§ **WORK TO BE COMPLETED**: Reproduce verbatim the stretch of rows from the line containing "What elements are" through the line containing "data-point [119,792,126,799]", and omit the pictures from your answer.
::::
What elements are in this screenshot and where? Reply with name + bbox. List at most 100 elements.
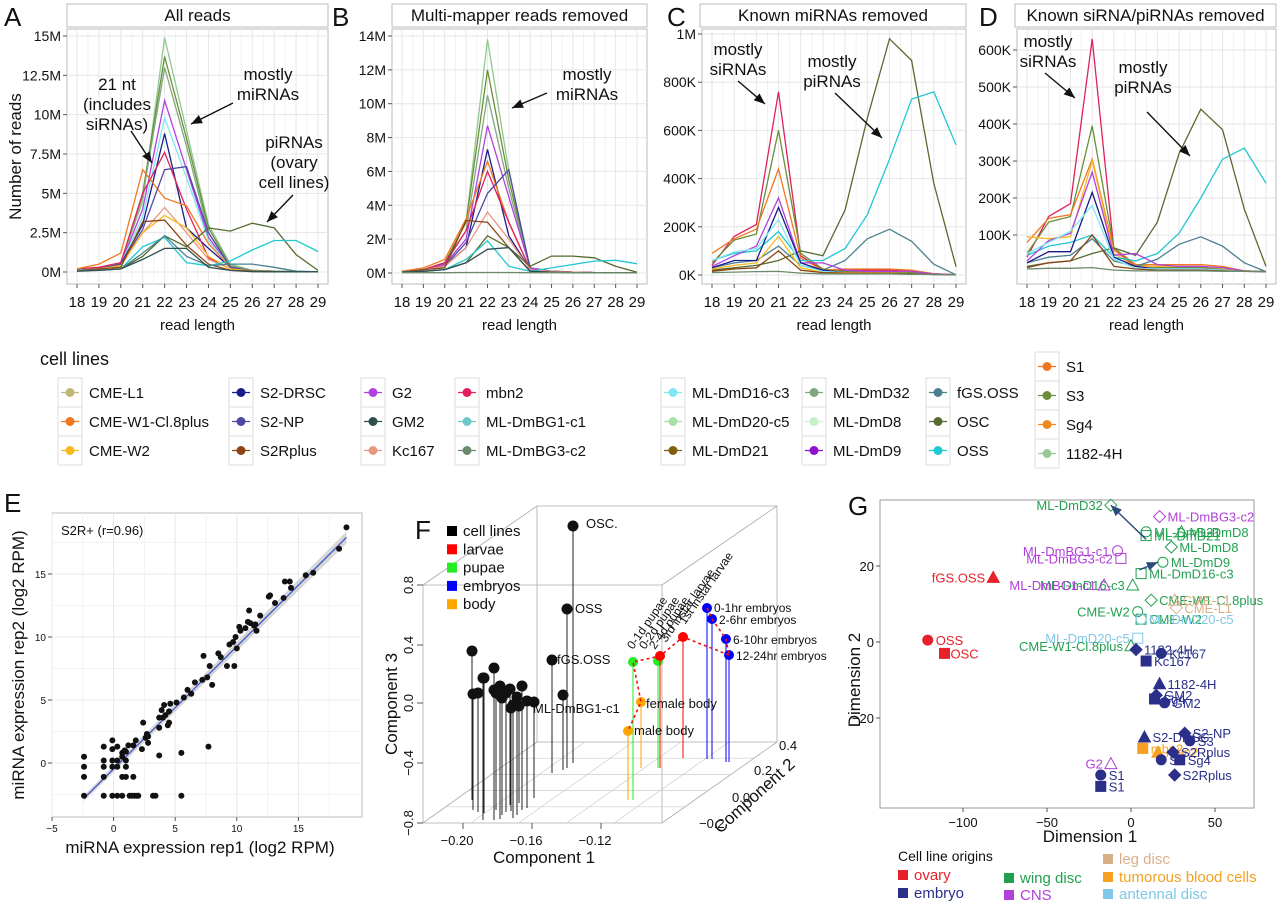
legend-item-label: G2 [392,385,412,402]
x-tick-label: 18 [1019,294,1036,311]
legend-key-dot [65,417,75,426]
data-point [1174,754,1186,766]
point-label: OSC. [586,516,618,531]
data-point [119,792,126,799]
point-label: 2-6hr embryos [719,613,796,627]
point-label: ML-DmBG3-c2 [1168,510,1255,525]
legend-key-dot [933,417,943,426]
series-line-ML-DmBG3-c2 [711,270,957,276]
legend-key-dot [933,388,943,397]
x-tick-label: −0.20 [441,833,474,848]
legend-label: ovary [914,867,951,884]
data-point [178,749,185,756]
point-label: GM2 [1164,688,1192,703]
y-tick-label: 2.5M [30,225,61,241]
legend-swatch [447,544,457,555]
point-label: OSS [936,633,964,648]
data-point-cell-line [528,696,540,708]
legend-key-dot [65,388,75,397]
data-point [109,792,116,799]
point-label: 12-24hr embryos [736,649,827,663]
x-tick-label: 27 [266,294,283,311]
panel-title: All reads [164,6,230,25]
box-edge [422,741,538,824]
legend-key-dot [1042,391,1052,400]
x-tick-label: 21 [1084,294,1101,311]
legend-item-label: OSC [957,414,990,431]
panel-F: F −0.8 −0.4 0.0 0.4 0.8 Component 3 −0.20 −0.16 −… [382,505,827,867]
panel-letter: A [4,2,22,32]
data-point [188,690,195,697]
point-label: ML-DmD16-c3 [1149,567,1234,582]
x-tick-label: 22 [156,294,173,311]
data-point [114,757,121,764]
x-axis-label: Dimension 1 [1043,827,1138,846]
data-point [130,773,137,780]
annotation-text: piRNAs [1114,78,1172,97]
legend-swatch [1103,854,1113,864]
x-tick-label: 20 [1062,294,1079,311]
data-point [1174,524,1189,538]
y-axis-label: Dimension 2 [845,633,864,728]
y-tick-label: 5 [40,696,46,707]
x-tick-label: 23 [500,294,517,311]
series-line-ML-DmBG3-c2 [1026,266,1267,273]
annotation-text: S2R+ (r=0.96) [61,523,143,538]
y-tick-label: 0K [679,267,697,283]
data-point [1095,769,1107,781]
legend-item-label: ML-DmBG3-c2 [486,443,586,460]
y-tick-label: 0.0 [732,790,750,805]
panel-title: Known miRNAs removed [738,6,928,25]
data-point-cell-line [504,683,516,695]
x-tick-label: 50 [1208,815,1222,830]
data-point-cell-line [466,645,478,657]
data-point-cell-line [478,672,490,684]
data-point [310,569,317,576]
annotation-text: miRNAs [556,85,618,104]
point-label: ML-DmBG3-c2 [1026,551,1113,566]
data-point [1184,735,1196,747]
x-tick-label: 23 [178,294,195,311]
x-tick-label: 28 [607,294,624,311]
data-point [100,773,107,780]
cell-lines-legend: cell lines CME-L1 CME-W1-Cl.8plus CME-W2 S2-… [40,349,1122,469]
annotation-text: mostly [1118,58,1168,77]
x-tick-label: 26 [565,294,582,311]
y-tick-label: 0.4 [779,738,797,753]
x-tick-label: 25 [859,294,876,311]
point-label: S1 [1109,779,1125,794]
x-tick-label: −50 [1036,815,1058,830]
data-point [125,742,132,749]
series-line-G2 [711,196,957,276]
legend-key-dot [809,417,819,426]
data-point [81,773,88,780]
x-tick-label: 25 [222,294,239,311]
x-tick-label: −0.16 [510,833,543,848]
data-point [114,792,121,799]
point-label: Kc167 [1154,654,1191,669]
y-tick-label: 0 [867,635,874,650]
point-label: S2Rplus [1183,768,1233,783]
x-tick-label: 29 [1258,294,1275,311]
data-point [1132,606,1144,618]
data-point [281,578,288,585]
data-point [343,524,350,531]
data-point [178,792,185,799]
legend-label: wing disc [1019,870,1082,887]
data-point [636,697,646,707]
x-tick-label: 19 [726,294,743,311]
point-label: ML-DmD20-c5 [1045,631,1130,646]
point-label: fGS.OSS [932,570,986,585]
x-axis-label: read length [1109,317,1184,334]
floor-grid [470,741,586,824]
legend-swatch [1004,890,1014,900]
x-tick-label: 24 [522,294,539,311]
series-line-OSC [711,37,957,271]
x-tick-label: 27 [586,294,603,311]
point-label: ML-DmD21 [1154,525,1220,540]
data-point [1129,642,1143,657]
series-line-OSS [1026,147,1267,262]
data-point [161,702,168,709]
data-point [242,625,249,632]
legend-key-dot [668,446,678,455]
::::
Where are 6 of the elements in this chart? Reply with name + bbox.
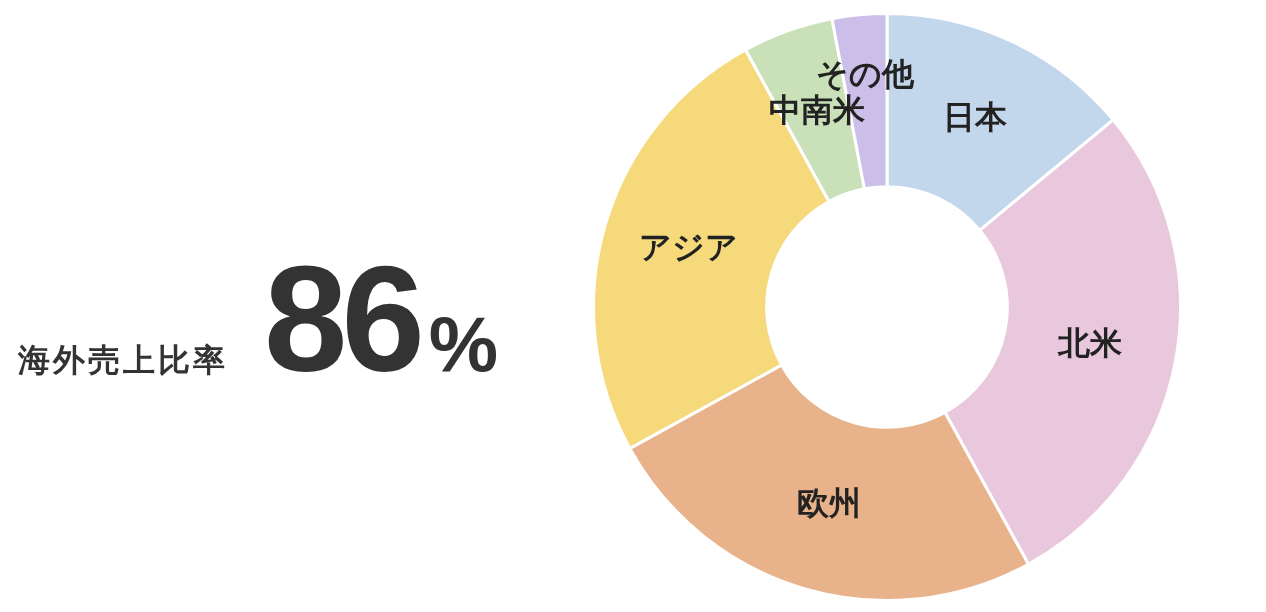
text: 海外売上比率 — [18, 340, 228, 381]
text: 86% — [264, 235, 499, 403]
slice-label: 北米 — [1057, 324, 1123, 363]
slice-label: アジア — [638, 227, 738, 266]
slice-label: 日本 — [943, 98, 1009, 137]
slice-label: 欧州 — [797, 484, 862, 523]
::::
§ **TASK OUTPUT**:
What elements are in this screenshot and where? Reply with name + bbox. List at most 100 elements.
legend-item-label: G2 [392,385,412,402]
x-tick-label: 18 [1019,294,1036,311]
legend-key-dot [65,417,75,426]
data-point [1174,754,1186,766]
point-label: OSC. [586,516,618,531]
data-point [119,792,126,799]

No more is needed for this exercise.